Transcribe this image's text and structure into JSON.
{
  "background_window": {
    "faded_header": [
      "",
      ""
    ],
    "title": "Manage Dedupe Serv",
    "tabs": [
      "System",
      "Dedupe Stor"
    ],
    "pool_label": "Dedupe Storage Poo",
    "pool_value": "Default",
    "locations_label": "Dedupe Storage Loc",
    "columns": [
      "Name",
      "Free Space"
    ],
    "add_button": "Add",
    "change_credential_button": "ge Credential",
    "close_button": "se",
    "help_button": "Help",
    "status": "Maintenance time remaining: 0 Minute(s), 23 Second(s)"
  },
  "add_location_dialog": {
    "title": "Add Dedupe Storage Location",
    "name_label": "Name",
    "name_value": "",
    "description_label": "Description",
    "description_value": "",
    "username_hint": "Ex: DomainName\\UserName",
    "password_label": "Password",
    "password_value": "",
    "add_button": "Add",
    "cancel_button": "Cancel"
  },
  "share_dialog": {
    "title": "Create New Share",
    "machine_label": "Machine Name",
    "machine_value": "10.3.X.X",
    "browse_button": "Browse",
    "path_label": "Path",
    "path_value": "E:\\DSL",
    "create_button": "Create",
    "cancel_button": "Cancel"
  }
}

* **Job**
Extract every line above that contains the word "Create".

* **Expected answer**
    "title": "Create New Share",
    "create_button": "Create",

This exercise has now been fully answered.